DIRECTION:
Look through the material below. Copy every line with the string "title" in it.

--- BEGIN ---

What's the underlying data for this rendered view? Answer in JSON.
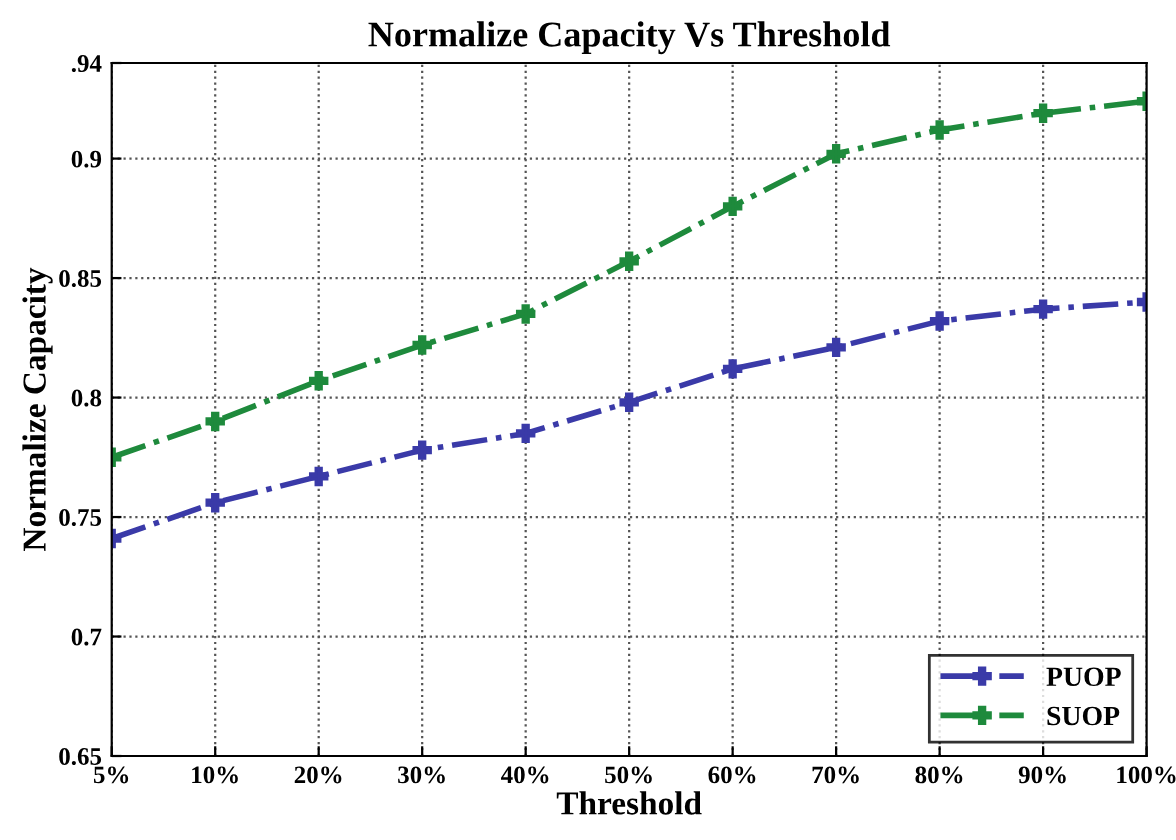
{
  "chart_data": {
    "type": "line",
    "title": "Normalize Capacity Vs Threshold",
    "xlabel": "Threshold",
    "ylabel": "Normalize Capacity",
    "categories": [
      "5%",
      "10%",
      "20%",
      "30%",
      "40%",
      "50%",
      "60%",
      "70%",
      "80%",
      "90%",
      "100%"
    ],
    "series": [
      {
        "name": "PUOP",
        "color": "#3a3aa8",
        "values": [
          0.741,
          0.756,
          0.767,
          0.778,
          0.785,
          0.798,
          0.812,
          0.821,
          0.832,
          0.837,
          0.84
        ]
      },
      {
        "name": "SUOP",
        "color": "#1e8a3c",
        "values": [
          0.775,
          0.79,
          0.807,
          0.822,
          0.835,
          0.857,
          0.88,
          0.902,
          0.912,
          0.919,
          0.924
        ]
      }
    ],
    "ylim": [
      0.65,
      0.94
    ],
    "yticks": [
      0.65,
      0.7,
      0.75,
      0.8,
      0.85,
      0.9,
      {
        "value": 0.94,
        "label": ".94"
      }
    ],
    "grid": true,
    "legend": "bottom right",
    "marker": "cross",
    "line_style": "dashdot"
  }
}
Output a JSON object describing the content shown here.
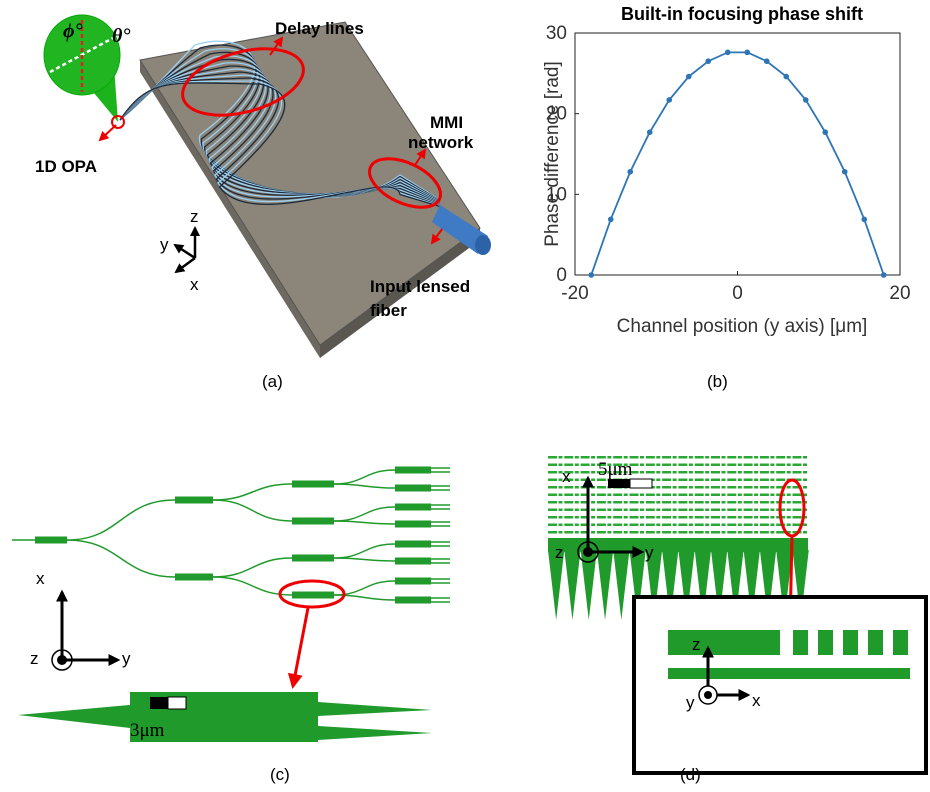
{
  "panel_a": {
    "delay_lines": "Delay lines",
    "mmi_network": [
      "MMI",
      "network"
    ],
    "opa": "1D OPA",
    "fiber": [
      "Input lensed",
      "fiber"
    ],
    "phi": "ϕ°",
    "theta": "θ°",
    "axis_x": "x",
    "axis_y": "y",
    "axis_z": "z",
    "caption": "(a)"
  },
  "chart_data": {
    "type": "line",
    "title": "Built-in focusing phase shift",
    "xlabel": "Channel position (y axis) [μm]",
    "ylabel": "Phase difference [rad]",
    "x": [
      -18,
      -15.6,
      -13.2,
      -10.8,
      -8.4,
      -6,
      -3.6,
      -1.2,
      1.2,
      3.6,
      6,
      8.4,
      10.8,
      13.2,
      15.6,
      18
    ],
    "values": [
      0,
      6.9,
      12.8,
      17.7,
      21.7,
      24.6,
      26.5,
      27.6,
      27.6,
      26.5,
      24.6,
      21.7,
      17.7,
      12.8,
      6.9,
      0
    ],
    "color": "#2e75b6",
    "xlim": [
      -20,
      20
    ],
    "xticks": [
      -20,
      0,
      20
    ],
    "ylim": [
      0,
      30
    ],
    "yticks": [
      0,
      10,
      20,
      30
    ],
    "caption": "(b)"
  },
  "panel_c": {
    "axis_x": "x",
    "axis_y": "y",
    "axis_z": "z",
    "scale": "3μm",
    "caption": "(c)"
  },
  "panel_d": {
    "axis_x": "x",
    "axis_y": "y",
    "axis_z": "z",
    "scale": "5μm",
    "inset_axis_z": "z",
    "inset_axis_y": "y",
    "inset_axis_x": "x",
    "caption": "(d)"
  }
}
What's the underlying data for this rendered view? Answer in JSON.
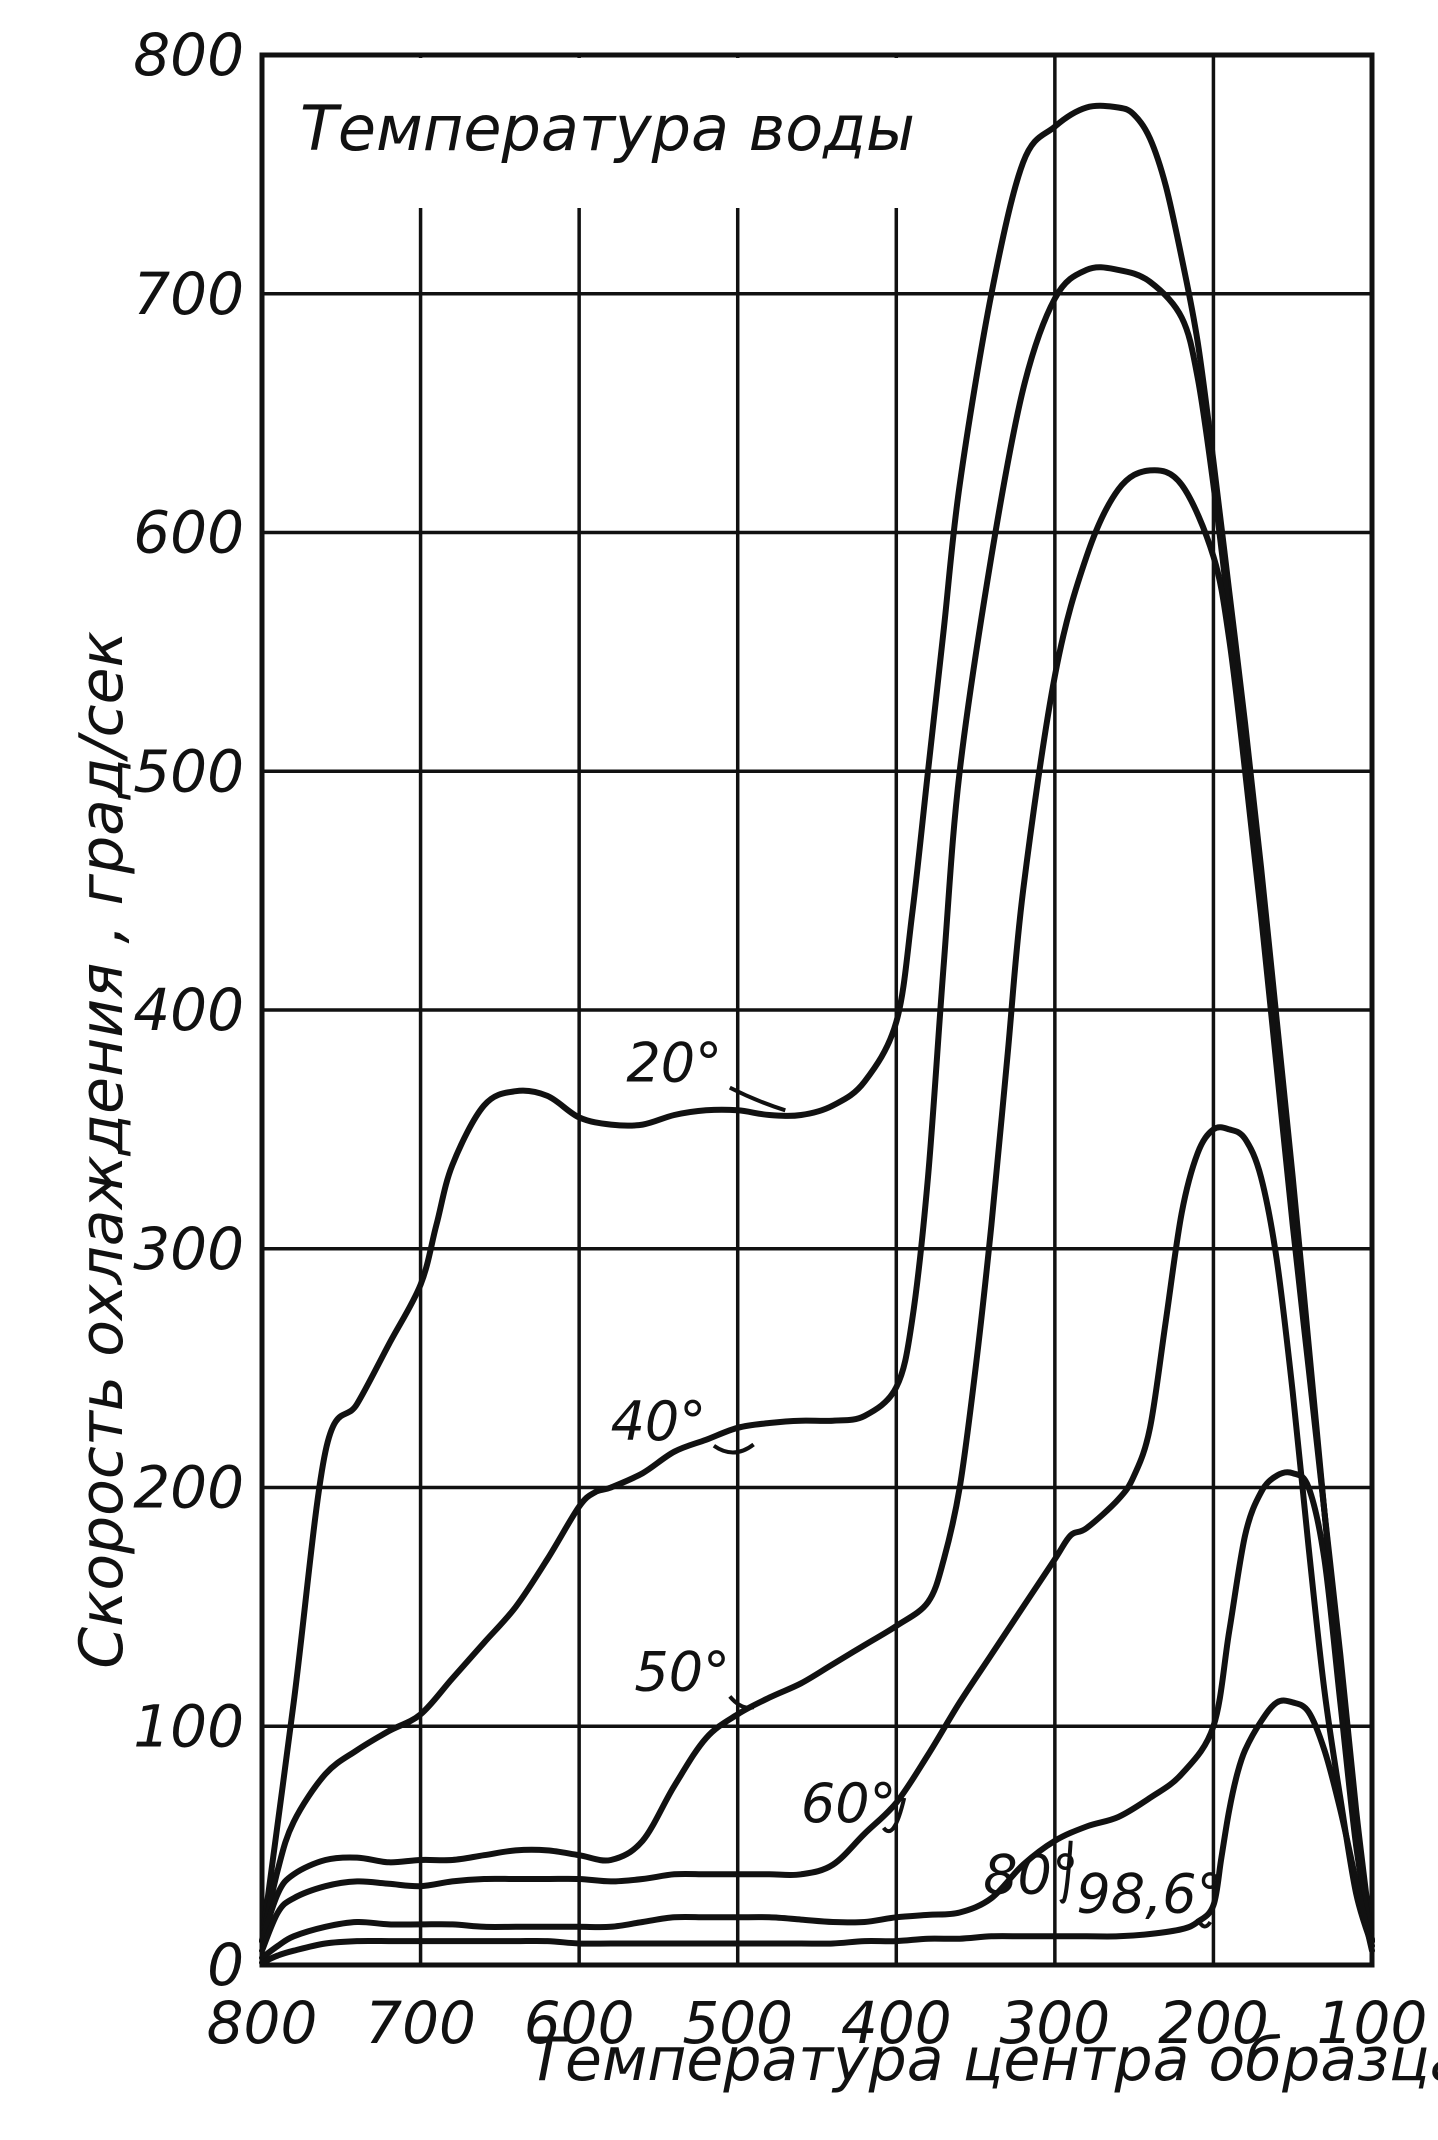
{
  "chart_data": {
    "type": "line",
    "title": "Температура воды",
    "xlabel": "Температура центра образца, град.",
    "ylabel": "Скорость охлаждения , град/сек",
    "xlim": [
      800,
      100
    ],
    "ylim": [
      0,
      800
    ],
    "x_reversed": true,
    "grid": true,
    "x_ticks": [
      "800",
      "700",
      "600",
      "500",
      "400",
      "300",
      "200",
      "100"
    ],
    "y_ticks": [
      "0",
      "100",
      "200",
      "300",
      "400",
      "500",
      "600",
      "700",
      "800"
    ],
    "colors": {
      "line": "#111111",
      "grid": "#111111",
      "background": "#ffffff"
    },
    "series": [
      {
        "name": "20°",
        "x": [
          800,
          780,
          760,
          740,
          720,
          700,
          690,
          680,
          660,
          640,
          620,
          600,
          580,
          560,
          540,
          520,
          500,
          480,
          460,
          440,
          420,
          400,
          390,
          380,
          370,
          360,
          340,
          320,
          300,
          280,
          260,
          250,
          240,
          230,
          220,
          210,
          200,
          190,
          180,
          170,
          160,
          150,
          140,
          130,
          120,
          110,
          100
        ],
        "y": [
          10,
          110,
          215,
          235,
          260,
          285,
          310,
          335,
          360,
          366,
          364,
          355,
          352,
          352,
          356,
          358,
          358,
          356,
          356,
          360,
          370,
          395,
          440,
          500,
          560,
          620,
          700,
          755,
          770,
          778,
          778,
          775,
          765,
          745,
          715,
          680,
          630,
          575,
          520,
          460,
          395,
          330,
          260,
          190,
          120,
          60,
          10
        ]
      },
      {
        "name": "40°",
        "x": [
          800,
          790,
          780,
          760,
          740,
          720,
          700,
          680,
          660,
          640,
          620,
          600,
          590,
          580,
          560,
          540,
          520,
          500,
          480,
          460,
          440,
          420,
          400,
          390,
          380,
          370,
          360,
          340,
          320,
          300,
          280,
          260,
          240,
          220,
          210,
          200,
          190,
          180,
          170,
          160,
          150,
          140,
          130,
          120,
          110,
          100
        ],
        "y": [
          10,
          40,
          60,
          80,
          90,
          98,
          105,
          120,
          135,
          150,
          170,
          192,
          198,
          200,
          206,
          215,
          220,
          225,
          227,
          228,
          228,
          230,
          242,
          270,
          330,
          420,
          500,
          590,
          660,
          698,
          710,
          710,
          705,
          690,
          665,
          620,
          565,
          505,
          445,
          385,
          320,
          255,
          190,
          125,
          60,
          10
        ]
      },
      {
        "name": "50°",
        "x": [
          800,
          790,
          780,
          760,
          740,
          720,
          700,
          680,
          660,
          640,
          620,
          600,
          580,
          560,
          540,
          520,
          500,
          480,
          460,
          440,
          420,
          400,
          380,
          370,
          360,
          350,
          340,
          330,
          320,
          300,
          280,
          260,
          240,
          220,
          200,
          190,
          180,
          170,
          160,
          150,
          140,
          130,
          120,
          110,
          100
        ],
        "y": [
          10,
          30,
          38,
          44,
          45,
          43,
          44,
          44,
          46,
          48,
          48,
          46,
          44,
          52,
          75,
          95,
          105,
          112,
          118,
          126,
          134,
          142,
          152,
          170,
          200,
          250,
          310,
          380,
          450,
          540,
          590,
          618,
          626,
          620,
          590,
          555,
          500,
          440,
          375,
          310,
          250,
          190,
          130,
          65,
          10
        ]
      },
      {
        "name": "60°",
        "x": [
          800,
          790,
          780,
          760,
          740,
          720,
          700,
          680,
          660,
          640,
          620,
          600,
          580,
          560,
          540,
          520,
          500,
          480,
          460,
          440,
          420,
          400,
          380,
          360,
          340,
          320,
          300,
          290,
          280,
          260,
          250,
          240,
          230,
          220,
          210,
          200,
          190,
          180,
          170,
          160,
          150,
          140,
          130,
          120,
          110,
          100
        ],
        "y": [
          6,
          22,
          28,
          33,
          35,
          34,
          33,
          35,
          36,
          36,
          36,
          36,
          35,
          36,
          38,
          38,
          38,
          38,
          38,
          42,
          55,
          68,
          88,
          110,
          130,
          150,
          170,
          180,
          183,
          195,
          205,
          225,
          270,
          315,
          340,
          350,
          350,
          346,
          330,
          295,
          240,
          175,
          115,
          70,
          30,
          8
        ]
      },
      {
        "name": "80°",
        "x": [
          800,
          790,
          780,
          760,
          740,
          720,
          700,
          680,
          660,
          640,
          620,
          600,
          580,
          560,
          540,
          520,
          500,
          480,
          460,
          440,
          420,
          400,
          380,
          360,
          340,
          320,
          300,
          280,
          260,
          240,
          220,
          200,
          190,
          180,
          170,
          160,
          150,
          140,
          130,
          120,
          110,
          100
        ],
        "y": [
          3,
          8,
          12,
          16,
          18,
          17,
          17,
          17,
          16,
          16,
          16,
          16,
          16,
          18,
          20,
          20,
          20,
          20,
          19,
          18,
          18,
          20,
          21,
          22,
          28,
          42,
          52,
          58,
          62,
          70,
          80,
          100,
          140,
          180,
          198,
          205,
          206,
          200,
          170,
          110,
          50,
          10
        ]
      },
      {
        "name": "98,6°",
        "x": [
          800,
          790,
          780,
          760,
          740,
          720,
          700,
          680,
          660,
          640,
          620,
          600,
          580,
          560,
          540,
          520,
          500,
          480,
          460,
          440,
          420,
          400,
          380,
          360,
          340,
          320,
          300,
          280,
          260,
          240,
          220,
          210,
          200,
          195,
          190,
          185,
          180,
          170,
          160,
          150,
          140,
          130,
          120,
          110,
          100
        ],
        "y": [
          1,
          4,
          6,
          9,
          10,
          10,
          10,
          10,
          10,
          10,
          10,
          9,
          9,
          9,
          9,
          9,
          9,
          9,
          9,
          9,
          10,
          10,
          11,
          11,
          12,
          12,
          12,
          12,
          12,
          13,
          15,
          18,
          25,
          45,
          65,
          80,
          90,
          102,
          110,
          110,
          106,
          90,
          65,
          35,
          6
        ]
      }
    ],
    "annotations": [
      {
        "text": "20°",
        "series": "20°"
      },
      {
        "text": "40°",
        "series": "40°"
      },
      {
        "text": "50°",
        "series": "50°"
      },
      {
        "text": "60°",
        "series": "60°"
      },
      {
        "text": "80°",
        "series": "80°"
      },
      {
        "text": "98,6°",
        "series": "98,6°"
      }
    ]
  }
}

--- END ---

FINISHED EXERCISE:
    "title": "Normalize Capacity Vs Threshold",
    "title": "Built-in focusing phase shift",
    "title": "Температура воды",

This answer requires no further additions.